MATERIAL SUPPLIED:
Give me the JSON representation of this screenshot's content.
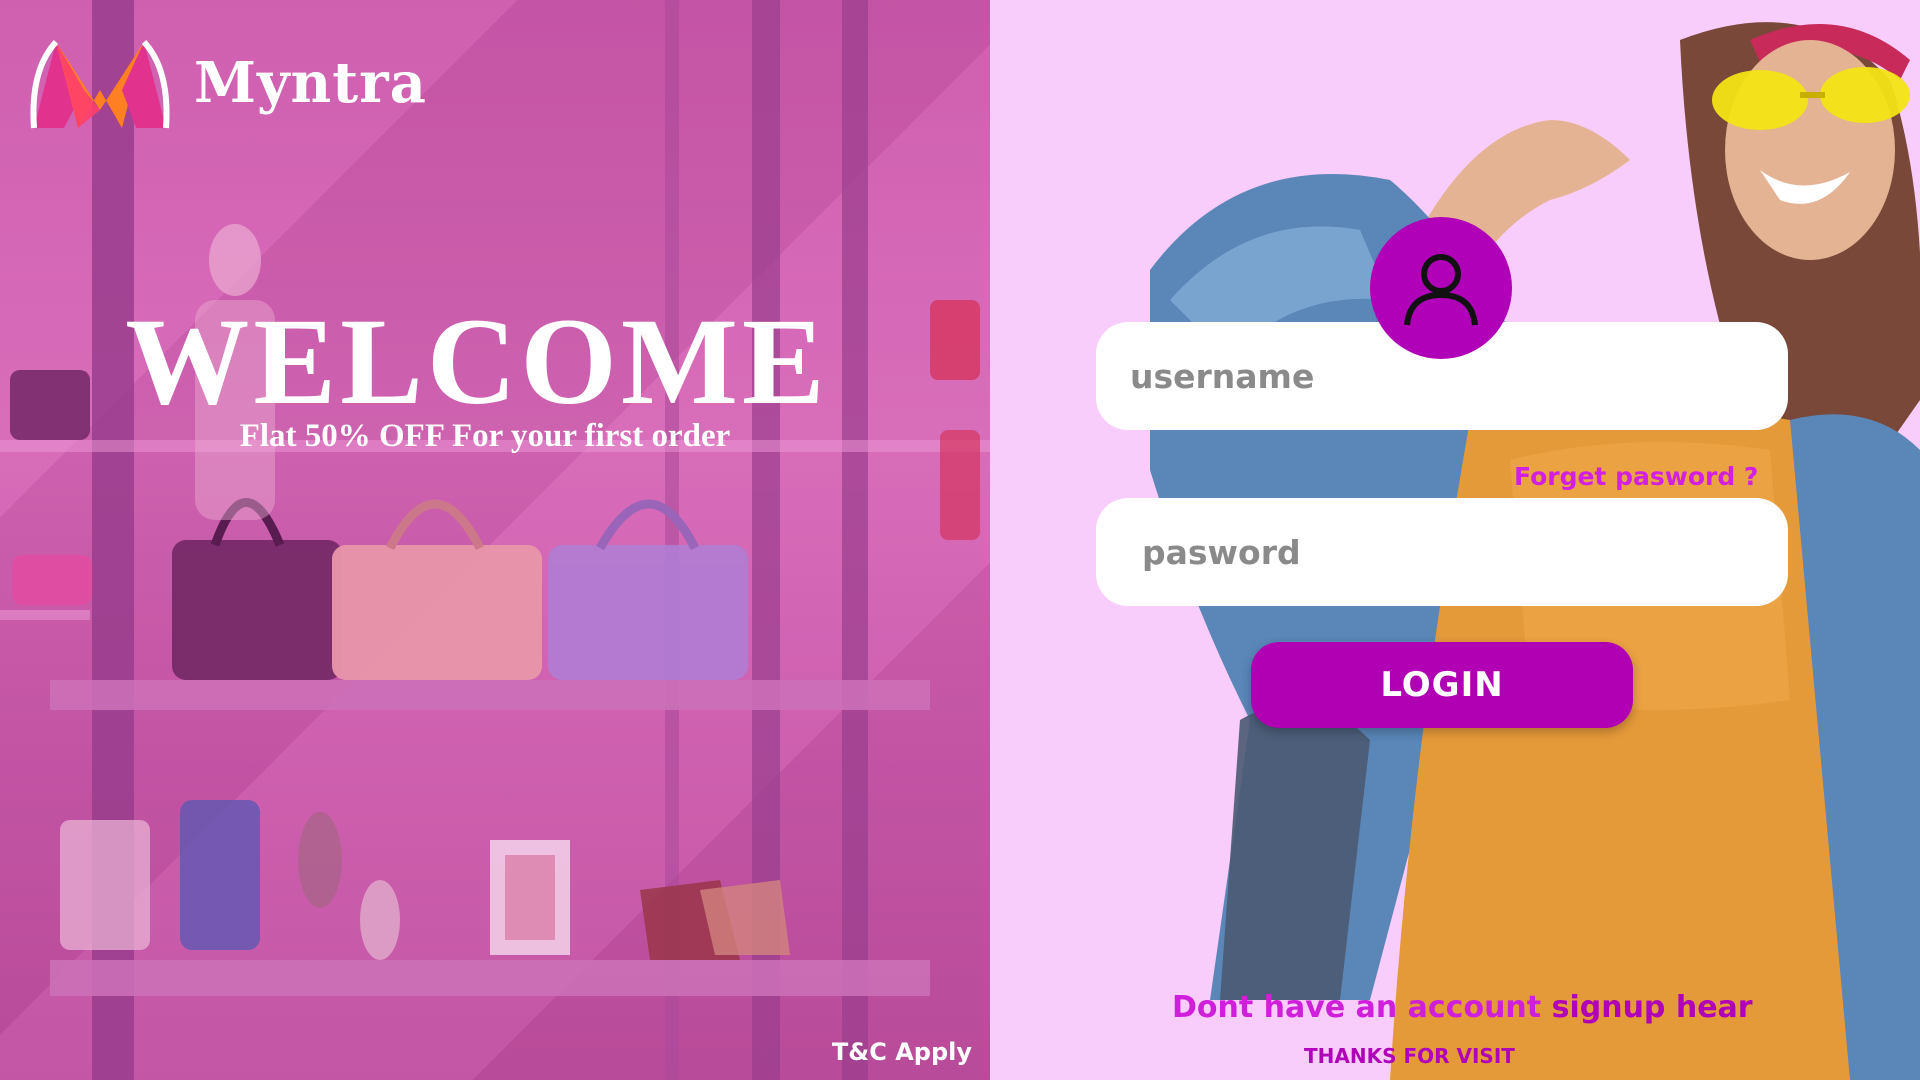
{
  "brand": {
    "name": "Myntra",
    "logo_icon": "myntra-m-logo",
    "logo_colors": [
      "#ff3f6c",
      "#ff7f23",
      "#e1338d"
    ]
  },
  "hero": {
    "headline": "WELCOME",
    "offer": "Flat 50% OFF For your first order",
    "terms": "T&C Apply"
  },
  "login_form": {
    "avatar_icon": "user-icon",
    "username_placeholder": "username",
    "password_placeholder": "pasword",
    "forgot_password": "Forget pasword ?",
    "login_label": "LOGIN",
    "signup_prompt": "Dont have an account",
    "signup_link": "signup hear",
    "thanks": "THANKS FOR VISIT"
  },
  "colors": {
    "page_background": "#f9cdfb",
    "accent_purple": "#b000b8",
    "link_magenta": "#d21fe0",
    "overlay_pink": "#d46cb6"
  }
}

TASK GOAL: Repeat all of the data above word for word, minus the pictures.

EXERCISE RESPONSE:
Give me the JSON representation of this screenshot's content.
{
  "brand": {
    "name": "Myntra",
    "logo_icon": "myntra-m-logo",
    "logo_colors": [
      "#ff3f6c",
      "#ff7f23",
      "#e1338d"
    ]
  },
  "hero": {
    "headline": "WELCOME",
    "offer": "Flat 50% OFF For your first order",
    "terms": "T&C Apply"
  },
  "login_form": {
    "avatar_icon": "user-icon",
    "username_placeholder": "username",
    "password_placeholder": "pasword",
    "forgot_password": "Forget pasword ?",
    "login_label": "LOGIN",
    "signup_prompt": "Dont have an account",
    "signup_link": "signup hear",
    "thanks": "THANKS FOR VISIT"
  },
  "colors": {
    "page_background": "#f9cdfb",
    "accent_purple": "#b000b8",
    "link_magenta": "#d21fe0",
    "overlay_pink": "#d46cb6"
  }
}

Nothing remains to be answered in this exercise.